→ PROBLEM: Without the images, write out all of the following entries exactly.

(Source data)
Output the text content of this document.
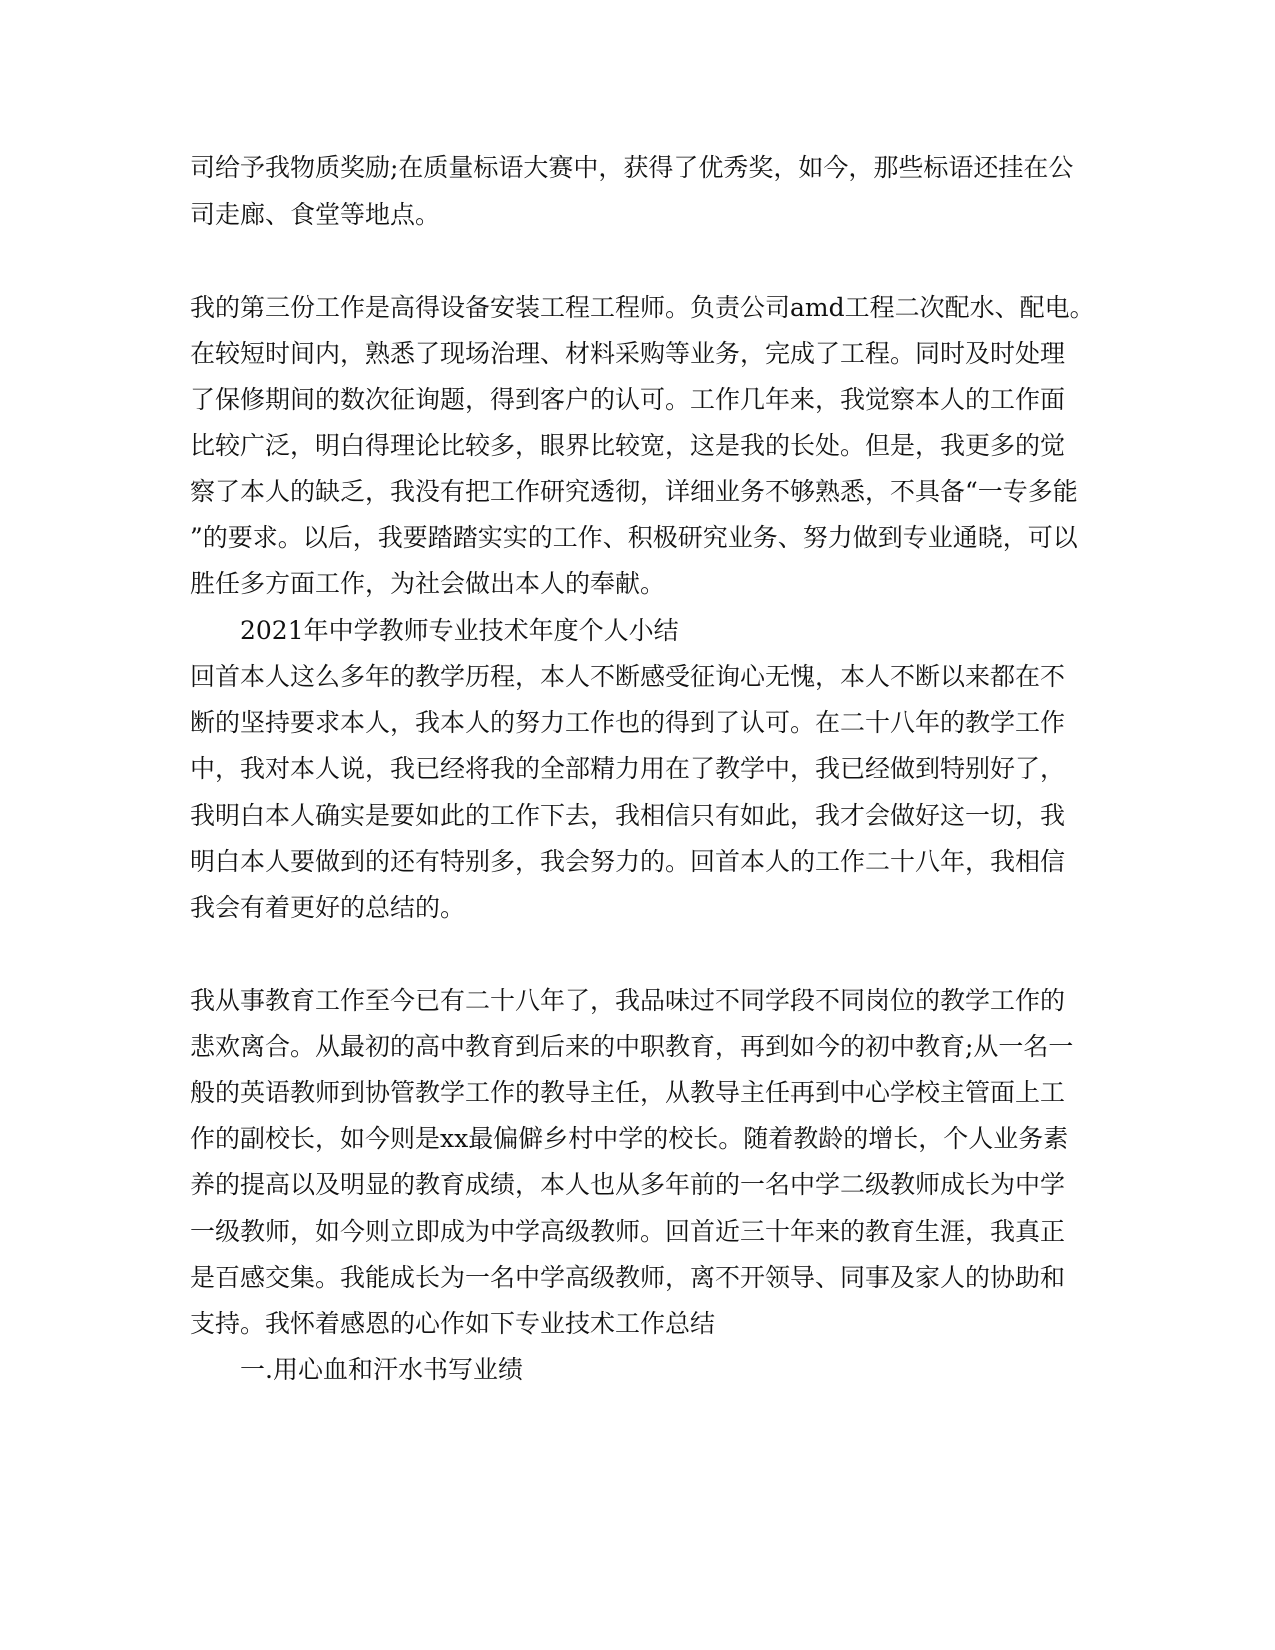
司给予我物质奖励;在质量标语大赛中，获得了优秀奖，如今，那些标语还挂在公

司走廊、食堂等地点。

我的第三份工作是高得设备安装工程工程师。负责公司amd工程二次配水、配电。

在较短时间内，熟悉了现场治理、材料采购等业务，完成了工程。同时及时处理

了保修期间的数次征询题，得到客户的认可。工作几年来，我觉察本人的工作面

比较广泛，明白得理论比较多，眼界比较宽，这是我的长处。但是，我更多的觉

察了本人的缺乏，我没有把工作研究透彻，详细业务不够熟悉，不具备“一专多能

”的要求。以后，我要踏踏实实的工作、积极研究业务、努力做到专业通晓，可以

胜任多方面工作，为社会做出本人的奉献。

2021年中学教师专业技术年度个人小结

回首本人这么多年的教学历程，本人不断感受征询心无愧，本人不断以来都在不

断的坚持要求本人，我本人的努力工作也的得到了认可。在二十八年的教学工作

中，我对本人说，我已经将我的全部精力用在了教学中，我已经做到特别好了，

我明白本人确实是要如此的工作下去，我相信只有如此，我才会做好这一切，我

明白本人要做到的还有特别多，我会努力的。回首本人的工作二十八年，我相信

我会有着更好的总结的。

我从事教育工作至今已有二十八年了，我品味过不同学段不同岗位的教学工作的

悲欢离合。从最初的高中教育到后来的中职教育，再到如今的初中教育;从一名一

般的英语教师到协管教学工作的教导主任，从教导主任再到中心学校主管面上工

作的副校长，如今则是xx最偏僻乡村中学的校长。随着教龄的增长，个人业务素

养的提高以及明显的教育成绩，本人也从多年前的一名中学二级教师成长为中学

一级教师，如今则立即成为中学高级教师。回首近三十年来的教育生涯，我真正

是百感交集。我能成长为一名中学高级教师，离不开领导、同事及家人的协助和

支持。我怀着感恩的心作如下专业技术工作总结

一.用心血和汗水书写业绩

→ EXERCISE ANSWER:
Output the text content of this document.
司给予我物质奖励;在质量标语大赛中，获得了优秀奖，如今，那些标语还挂在公

司走廊、食堂等地点。

我的第三份工作是高得设备安装工程工程师。负责公司amd工程二次配水、配电。

在较短时间内，熟悉了现场治理、材料采购等业务，完成了工程。同时及时处理

了保修期间的数次征询题，得到客户的认可。工作几年来，我觉察本人的工作面

比较广泛，明白得理论比较多，眼界比较宽，这是我的长处。但是，我更多的觉

察了本人的缺乏，我没有把工作研究透彻，详细业务不够熟悉，不具备“一专多能

”的要求。以后，我要踏踏实实的工作、积极研究业务、努力做到专业通晓，可以

胜任多方面工作，为社会做出本人的奉献。

2021年中学教师专业技术年度个人小结

回首本人这么多年的教学历程，本人不断感受征询心无愧，本人不断以来都在不

断的坚持要求本人，我本人的努力工作也的得到了认可。在二十八年的教学工作

中，我对本人说，我已经将我的全部精力用在了教学中，我已经做到特别好了，

我明白本人确实是要如此的工作下去，我相信只有如此，我才会做好这一切，我

明白本人要做到的还有特别多，我会努力的。回首本人的工作二十八年，我相信

我会有着更好的总结的。

我从事教育工作至今已有二十八年了，我品味过不同学段不同岗位的教学工作的

悲欢离合。从最初的高中教育到后来的中职教育，再到如今的初中教育;从一名一

般的英语教师到协管教学工作的教导主任，从教导主任再到中心学校主管面上工

作的副校长，如今则是xx最偏僻乡村中学的校长。随着教龄的增长，个人业务素

养的提高以及明显的教育成绩，本人也从多年前的一名中学二级教师成长为中学

一级教师，如今则立即成为中学高级教师。回首近三十年来的教育生涯，我真正

是百感交集。我能成长为一名中学高级教师，离不开领导、同事及家人的协助和

支持。我怀着感恩的心作如下专业技术工作总结

一.用心血和汗水书写业绩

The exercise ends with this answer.